INPUT FOR THIS TASK:
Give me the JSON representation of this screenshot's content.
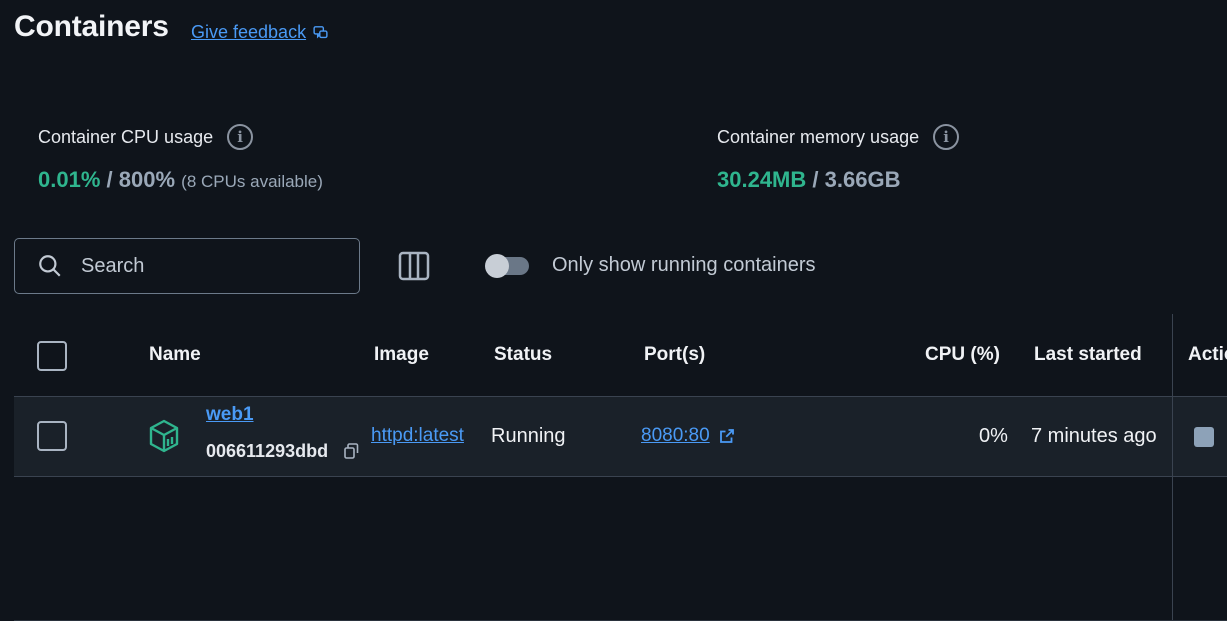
{
  "header": {
    "title": "Containers",
    "feedback_label": "Give feedback",
    "feedback_icon": "chat-feedback-icon"
  },
  "stats": {
    "cpu": {
      "label": "Container CPU usage",
      "used": "0.01%",
      "separator": "/",
      "total": "800%",
      "note": "(8 CPUs available)"
    },
    "memory": {
      "label": "Container memory usage",
      "used": "30.24MB",
      "separator": "/",
      "total": "3.66GB"
    },
    "info_icon_glyph": "i"
  },
  "toolbar": {
    "search_placeholder": "Search",
    "toggle_label": "Only show running containers",
    "toggle_on": false
  },
  "table": {
    "columns": {
      "name": "Name",
      "image": "Image",
      "status": "Status",
      "ports": "Port(s)",
      "cpu": "CPU (%)",
      "last_started": "Last started",
      "actions": "Actions"
    },
    "rows": [
      {
        "name": "web1",
        "id": "006611293dbd",
        "image": "httpd:latest",
        "status": "Running",
        "ports": "8080:80",
        "cpu": "0%",
        "last_started": "7 minutes ago"
      }
    ]
  },
  "colors": {
    "background": "#0f141b",
    "accent_link": "#4a9af5",
    "usage_green": "#2fb58e",
    "container_icon": "#2fb58e"
  }
}
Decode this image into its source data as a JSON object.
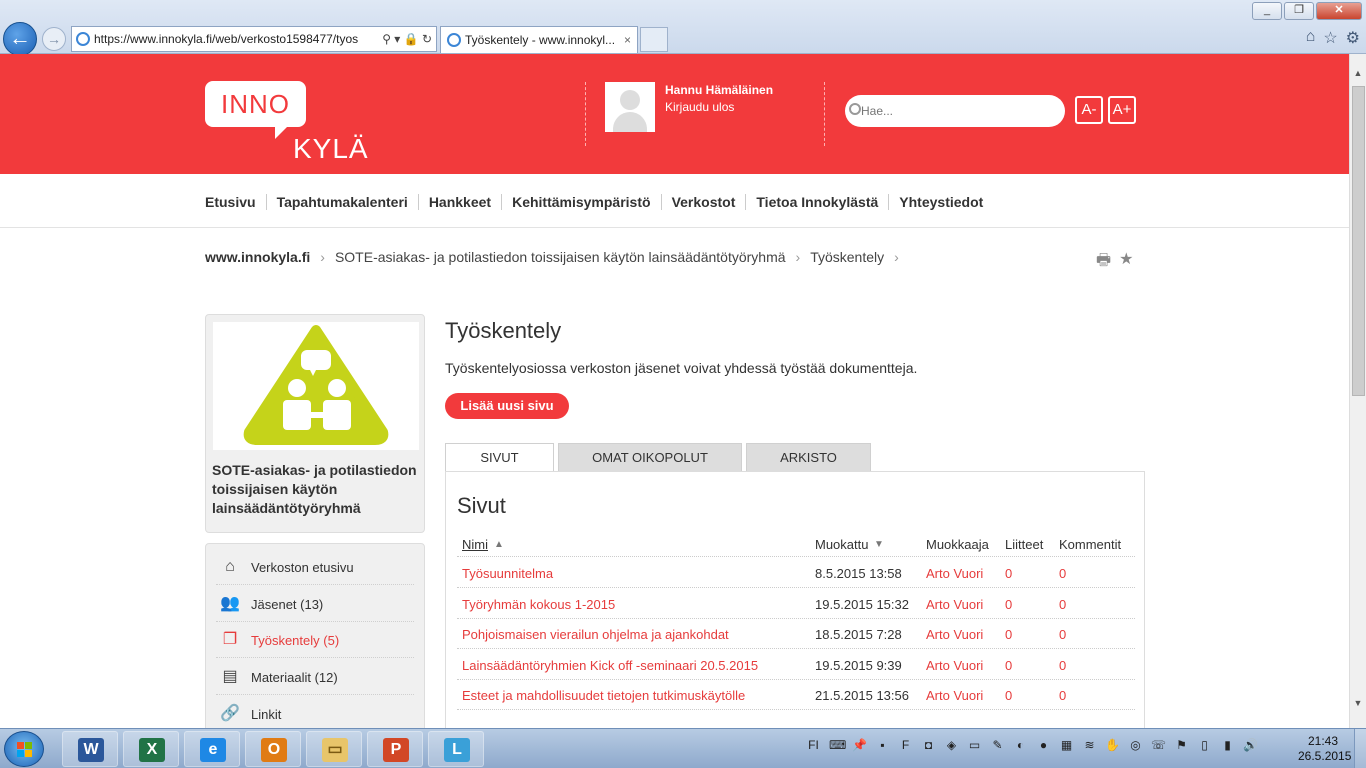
{
  "browser": {
    "url": "https://www.innokyla.fi/web/verkosto1598477/tyos",
    "tab_title": "Työskentely - www.innokyl...",
    "tab_close": "×"
  },
  "header": {
    "logo_top": "INNO",
    "logo_bottom": "KYLÄ",
    "user_name": "Hannu Hämäläinen",
    "logout": "Kirjaudu ulos",
    "search_placeholder": "Hae...",
    "font_smaller": "A-",
    "font_larger": "A+"
  },
  "nav": [
    "Etusivu",
    "Tapahtumakalenteri",
    "Hankkeet",
    "Kehittämisympäristö",
    "Verkostot",
    "Tietoa Innokylästä",
    "Yhteystiedot"
  ],
  "breadcrumb": {
    "items": [
      "www.innokyla.fi",
      "SOTE-asiakas- ja potilastiedon toissijaisen käytön lainsäädäntötyöryhmä",
      "Työskentely"
    ],
    "sep": "›"
  },
  "sidebar": {
    "group_title": "SOTE-asiakas- ja potilastiedon toissijaisen käytön lainsäädäntötyöryhmä",
    "items": [
      {
        "label": "Verkoston etusivu",
        "icon": "home-icon",
        "active": false
      },
      {
        "label": "Jäsenet (13)",
        "icon": "members-icon",
        "active": false
      },
      {
        "label": "Työskentely (5)",
        "icon": "documents-icon",
        "active": true
      },
      {
        "label": "Materiaalit (12)",
        "icon": "materials-icon",
        "active": false
      },
      {
        "label": "Linkit",
        "icon": "link-icon",
        "active": false
      }
    ]
  },
  "main": {
    "title": "Työskentely",
    "intro": "Työskentelyosiossa verkoston jäsenet voivat yhdessä työstää dokumentteja.",
    "add_button": "Lisää uusi sivu",
    "tabs": [
      "SIVUT",
      "OMAT OIKOPOLUT",
      "ARKISTO"
    ],
    "panel_title": "Sivut",
    "columns": {
      "name": "Nimi",
      "modified": "Muokattu",
      "editor": "Muokkaaja",
      "attachments": "Liitteet",
      "comments": "Kommentit"
    },
    "sort_asc": "▲",
    "sort_desc": "▼",
    "rows": [
      {
        "name": "Työsuunnitelma",
        "modified": "8.5.2015 13:58",
        "editor": "Arto Vuori",
        "attachments": "0",
        "comments": "0"
      },
      {
        "name": "Työryhmän kokous 1-2015",
        "modified": "19.5.2015 15:32",
        "editor": "Arto Vuori",
        "attachments": "0",
        "comments": "0"
      },
      {
        "name": "Pohjoismaisen vierailun ohjelma ja ajankohdat",
        "modified": "18.5.2015 7:28",
        "editor": "Arto Vuori",
        "attachments": "0",
        "comments": "0"
      },
      {
        "name": "Lainsäädäntöryhmien Kick off -seminaari 20.5.2015",
        "modified": "19.5.2015 9:39",
        "editor": "Arto Vuori",
        "attachments": "0",
        "comments": "0"
      },
      {
        "name": "Esteet ja mahdollisuudet tietojen tutkimuskäytölle",
        "modified": "21.5.2015 13:56",
        "editor": "Arto Vuori",
        "attachments": "0",
        "comments": "0"
      }
    ]
  },
  "taskbar": {
    "language": "FI",
    "time": "21:43",
    "date": "26.5.2015",
    "apps": [
      "word-icon",
      "excel-icon",
      "internet-explorer-icon",
      "outlook-icon",
      "file-explorer-icon",
      "powerpoint-icon",
      "lync-icon"
    ]
  },
  "colors": {
    "brand_red": "#f23a3c",
    "link_red": "#e63c3c",
    "logo_green": "#c5d31a"
  }
}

DIRECTION: Every line of the data should be copied as it stands, without the images.

EXPECTED ANSWER:
Give me the JSON representation of this screenshot's content.
{
  "header": {
    "title": "Containers",
    "feedback_label": "Give feedback",
    "feedback_icon": "chat-feedback-icon"
  },
  "stats": {
    "cpu": {
      "label": "Container CPU usage",
      "used": "0.01%",
      "separator": "/",
      "total": "800%",
      "note": "(8 CPUs available)"
    },
    "memory": {
      "label": "Container memory usage",
      "used": "30.24MB",
      "separator": "/",
      "total": "3.66GB"
    },
    "info_icon_glyph": "i"
  },
  "toolbar": {
    "search_placeholder": "Search",
    "toggle_label": "Only show running containers",
    "toggle_on": false
  },
  "table": {
    "columns": {
      "name": "Name",
      "image": "Image",
      "status": "Status",
      "ports": "Port(s)",
      "cpu": "CPU (%)",
      "last_started": "Last started",
      "actions": "Actions"
    },
    "rows": [
      {
        "name": "web1",
        "id": "006611293dbd",
        "image": "httpd:latest",
        "status": "Running",
        "ports": "8080:80",
        "cpu": "0%",
        "last_started": "7 minutes ago"
      }
    ]
  },
  "colors": {
    "background": "#0f141b",
    "accent_link": "#4a9af5",
    "usage_green": "#2fb58e",
    "container_icon": "#2fb58e"
  }
}
Decode this image into its source data as a JSON object.
{
  "browser": {
    "url": "https://www.innokyla.fi/web/verkosto1598477/tyos",
    "tab_title": "Työskentely - www.innokyl...",
    "tab_close": "×"
  },
  "header": {
    "logo_top": "INNO",
    "logo_bottom": "KYLÄ",
    "user_name": "Hannu Hämäläinen",
    "logout": "Kirjaudu ulos",
    "search_placeholder": "Hae...",
    "font_smaller": "A-",
    "font_larger": "A+"
  },
  "nav": [
    "Etusivu",
    "Tapahtumakalenteri",
    "Hankkeet",
    "Kehittämisympäristö",
    "Verkostot",
    "Tietoa Innokylästä",
    "Yhteystiedot"
  ],
  "breadcrumb": {
    "items": [
      "www.innokyla.fi",
      "SOTE-asiakas- ja potilastiedon toissijaisen käytön lainsäädäntötyöryhmä",
      "Työskentely"
    ],
    "sep": "›"
  },
  "sidebar": {
    "group_title": "SOTE-asiakas- ja potilastiedon toissijaisen käytön lainsäädäntötyöryhmä",
    "items": [
      {
        "label": "Verkoston etusivu",
        "icon": "home-icon",
        "active": false
      },
      {
        "label": "Jäsenet (13)",
        "icon": "members-icon",
        "active": false
      },
      {
        "label": "Työskentely (5)",
        "icon": "documents-icon",
        "active": true
      },
      {
        "label": "Materiaalit (12)",
        "icon": "materials-icon",
        "active": false
      },
      {
        "label": "Linkit",
        "icon": "link-icon",
        "active": false
      }
    ]
  },
  "main": {
    "title": "Työskentely",
    "intro": "Työskentelyosiossa verkoston jäsenet voivat yhdessä työstää dokumentteja.",
    "add_button": "Lisää uusi sivu",
    "tabs": [
      "SIVUT",
      "OMAT OIKOPOLUT",
      "ARKISTO"
    ],
    "panel_title": "Sivut",
    "columns": {
      "name": "Nimi",
      "modified": "Muokattu",
      "editor": "Muokkaaja",
      "attachments": "Liitteet",
      "comments": "Kommentit"
    },
    "sort_asc": "▲",
    "sort_desc": "▼",
    "rows": [
      {
        "name": "Työsuunnitelma",
        "modified": "8.5.2015 13:58",
        "editor": "Arto Vuori",
        "attachments": "0",
        "comments": "0"
      },
      {
        "name": "Työryhmän kokous 1-2015",
        "modified": "19.5.2015 15:32",
        "editor": "Arto Vuori",
        "attachments": "0",
        "comments": "0"
      },
      {
        "name": "Pohjoismaisen vierailun ohjelma ja ajankohdat",
        "modified": "18.5.2015 7:28",
        "editor": "Arto Vuori",
        "attachments": "0",
        "comments": "0"
      },
      {
        "name": "Lainsäädäntöryhmien Kick off -seminaari 20.5.2015",
        "modified": "19.5.2015 9:39",
        "editor": "Arto Vuori",
        "attachments": "0",
        "comments": "0"
      },
      {
        "name": "Esteet ja mahdollisuudet tietojen tutkimuskäytölle",
        "modified": "21.5.2015 13:56",
        "editor": "Arto Vuori",
        "attachments": "0",
        "comments": "0"
      }
    ]
  },
  "taskbar": {
    "language": "FI",
    "time": "21:43",
    "date": "26.5.2015",
    "apps": [
      "word-icon",
      "excel-icon",
      "internet-explorer-icon",
      "outlook-icon",
      "file-explorer-icon",
      "powerpoint-icon",
      "lync-icon"
    ]
  },
  "colors": {
    "brand_red": "#f23a3c",
    "link_red": "#e63c3c",
    "logo_green": "#c5d31a"
  }
}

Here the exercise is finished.